◆ The request
Each line containing the word "list" must be reported.

◆ Data extract
-----

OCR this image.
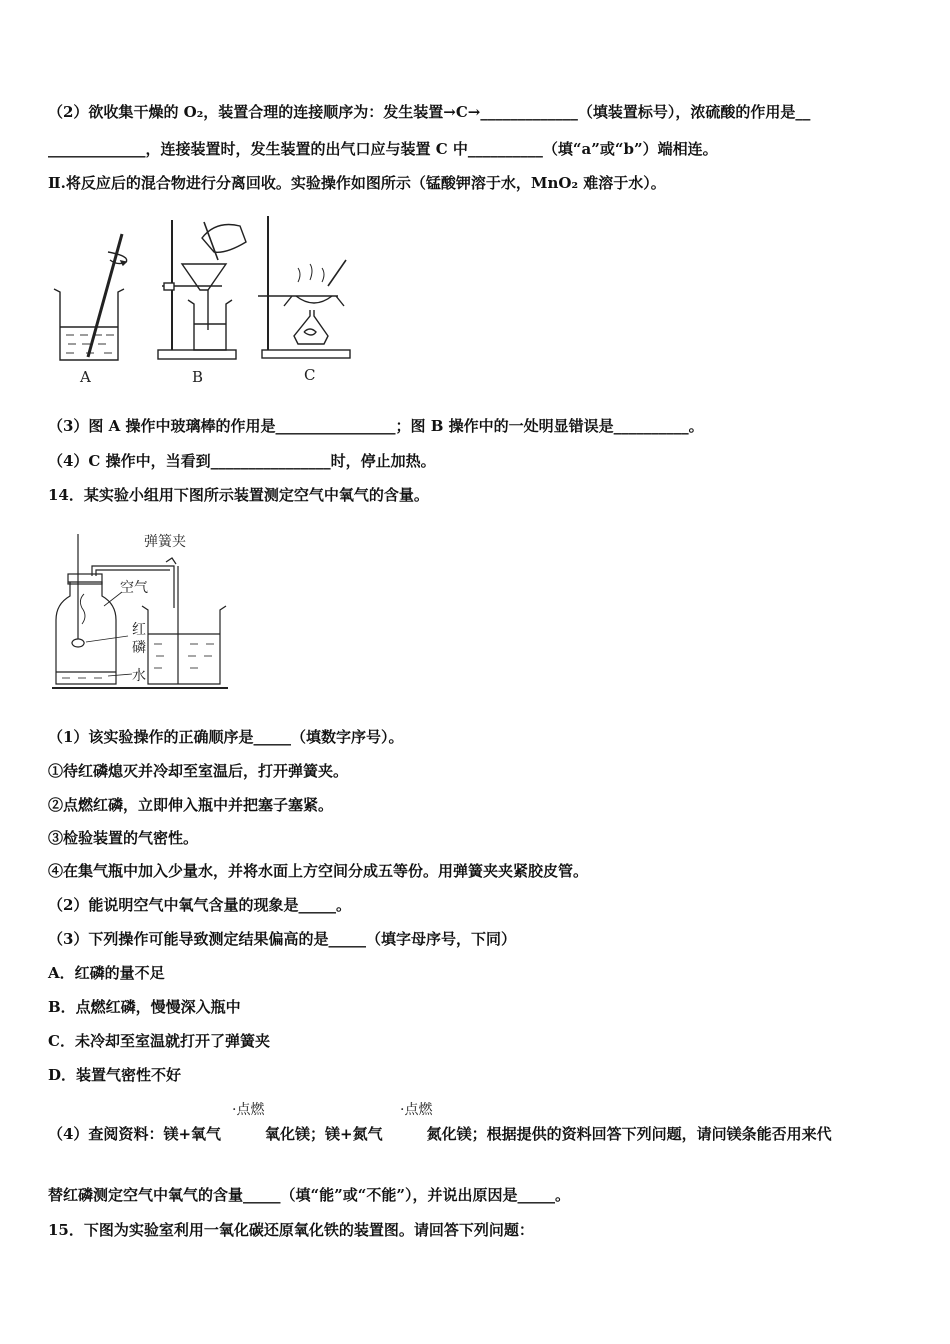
（2）欲收集干燥的 O₂，装置合理的连接顺序为：发生装置→C→_____________（填装置标号），浓硫酸的作用是__
_____________，连接装置时，发生装置的出气口应与装置 C 中__________（填“a”或“b”）端相连。
Ⅱ.将反应后的混合物进行分离回收。实验操作如图所示（锰酸钾溶于水，MnO₂ 难溶于水）。
A	B	C
（3）图 A 操作中玻璃棒的作用是________________；图 B 操作中的一处明显错误是__________。
（4）C 操作中，当看到________________时，停止加热。
14．某实验小组用下图所示装置测定空气中氧气的含量。
弹簧夹
空气
红
磷
水
（1）该实验操作的正确顺序是_____（填数字序号）。
①待红磷熄灭并冷却至室温后，打开弹簧夹。
②点燃红磷，立即伸入瓶中并把塞子塞紧。
③检验装置的气密性。
④在集气瓶中加入少量水，并将水面上方空间分成五等份。用弹簧夹夹紧胶皮管。
（2）能说明空气中氧气含量的现象是_____。
（3）下列操作可能导致测定结果偏高的是_____（填字母序号，下同）
A．红磷的量不足
B．点燃红磷，慢慢深入瓶中
C．未冷却至室温就打开了弹簧夹
D．装置气密性不好
·点燃	·点燃
（4）查阅资料：镁+氧气	氧化镁；镁+氮气	氮化镁；根据提供的资料回答下列问题，请问镁条能否用来代
替红磷测定空气中氧气的含量_____（填“能”或“不能”），并说出原因是_____。
15．下图为实验室利用一氧化碳还原氧化铁的装置图。请回答下列问题：
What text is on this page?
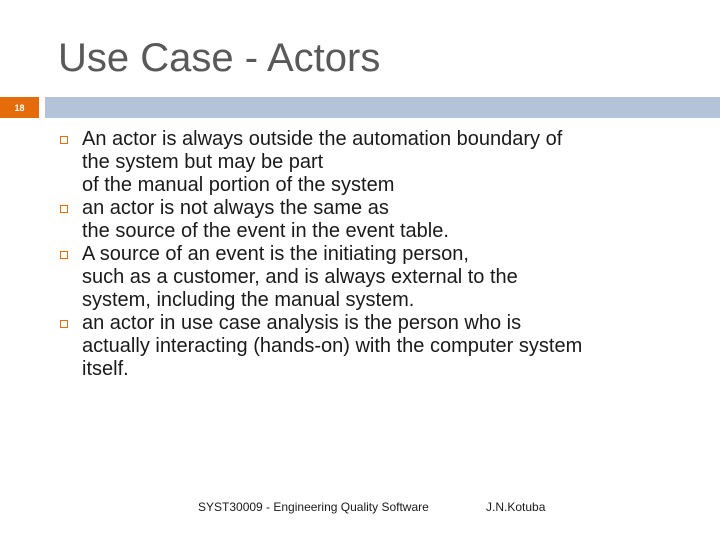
Use Case - Actors
18
An actor is always outside the automation boundary of
the system but may be part
of the manual portion of the system
an actor is not always the same as
the source of the event in the event table.
A source of an event is the initiating person,
such as a customer, and is always external to the
system, including the manual system.
an actor in use case analysis is the person who is
actually interacting (hands-on) with the computer system
itself.
SYST30009 - Engineering Quality Software	J.N.Kotuba
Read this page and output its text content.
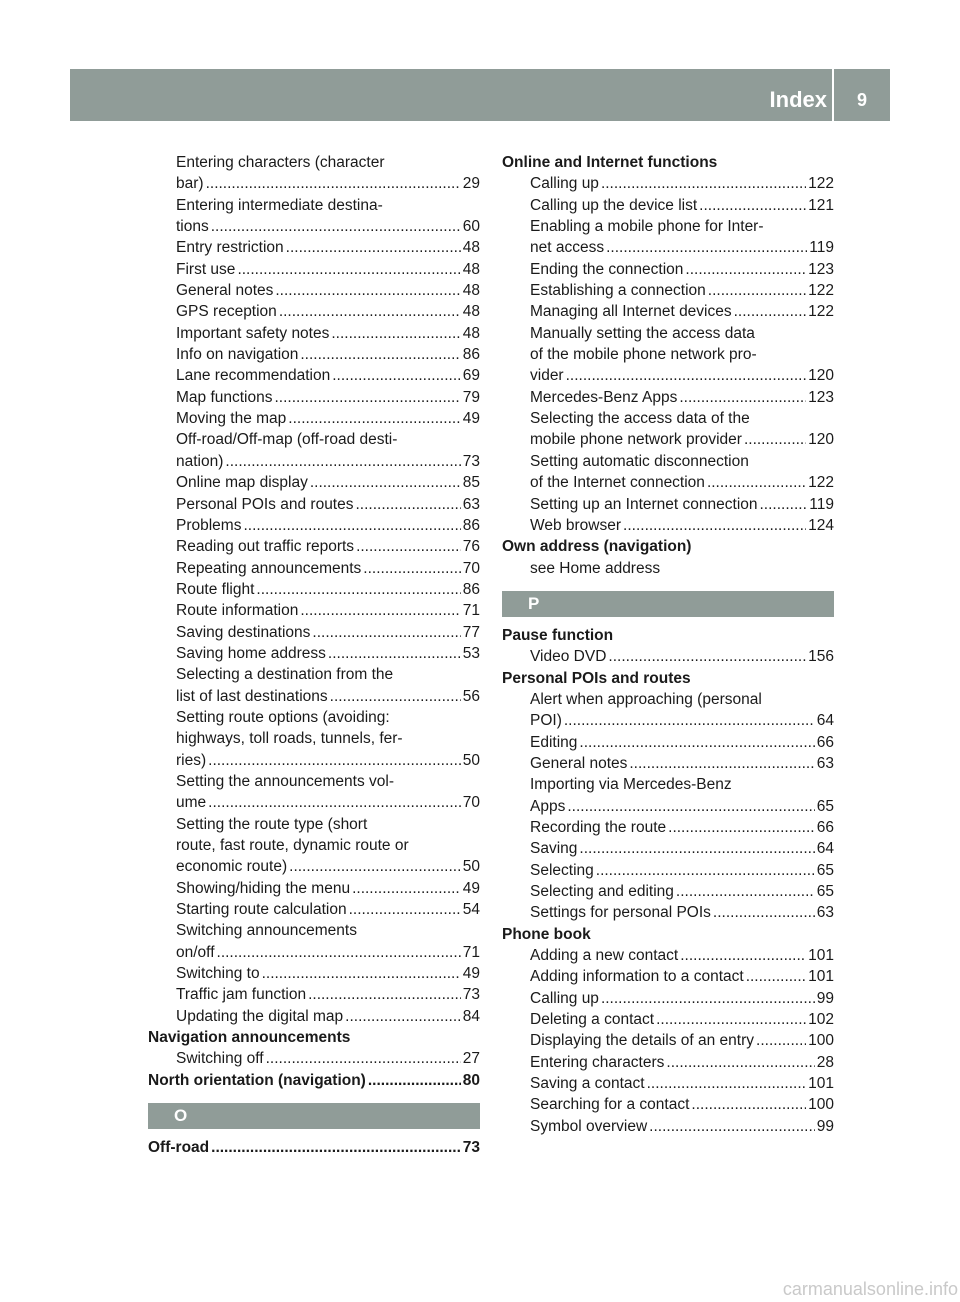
Index	9
Entering characters (character
bar) .....	29
Entering intermediate destina-
tions .....	60
Entry restriction .....	48
First use .....	48
General notes .....	48
GPS reception .....	48
Important safety notes .....	48
Info on navigation .....	86
Lane recommendation .....	69
Map functions .....	79
Moving the map .....	49
Off-road/Off-map (off-road desti-
nation) .....	73
Online map display .....	85
Personal POIs and routes .....	63
Problems .....	86
Reading out traffic reports .....	76
Repeating announcements .....	70
Route flight .....	86
Route information .....	71
Saving destinations .....	77
Saving home address .....	53
Selecting a destination from the
list of last destinations .....	56
Setting route options (avoiding:
highways, toll roads, tunnels, fer-
ries) .....	50
Setting the announcements vol-
ume .....	70
Setting the route type (short
route, fast route, dynamic route or
economic route) .....	50
Showing/hiding the menu .....	49
Starting route calculation .....	54
Switching announcements
on/off .....	71
Switching to .....	49
Traffic jam function .....	73
Updating the digital map .....	84
Navigation announcements
Switching off .....	27
North orientation (navigation) .....	80
O
Off-road .....	73
Online and Internet functions
Calling up .....	122
Calling up the device list .....	121
Enabling a mobile phone for Inter-
net access .....	119
Ending the connection .....	123
Establishing a connection .....	122
Managing all Internet devices .....	122
Manually setting the access data
of the mobile phone network pro-
vider .....	120
Mercedes-Benz Apps .....	123
Selecting the access data of the
mobile phone network provider .....	120
Setting automatic disconnection
of the Internet connection .....	122
Setting up an Internet connection .....	119
Web browser .....	124
Own address (navigation)
see Home address
P
Pause function
Video DVD .....	156
Personal POIs and routes
Alert when approaching (personal
POI) .....	64
Editing .....	66
General notes .....	63
Importing via Mercedes-Benz
Apps .....	65
Recording the route .....	66
Saving .....	64
Selecting .....	65
Selecting and editing .....	65
Settings for personal POIs .....	63
Phone book
Adding a new contact .....	101
Adding information to a contact .....	101
Calling up .....	99
Deleting a contact .....	102
Displaying the details of an entry .....	100
Entering characters .....	28
Saving a contact .....	101
Searching for a contact .....	100
Symbol overview .....	99
carmanualsonline.info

-----

◆ Output of the task
list of last destinations .....	56
Calling up the device list .....	121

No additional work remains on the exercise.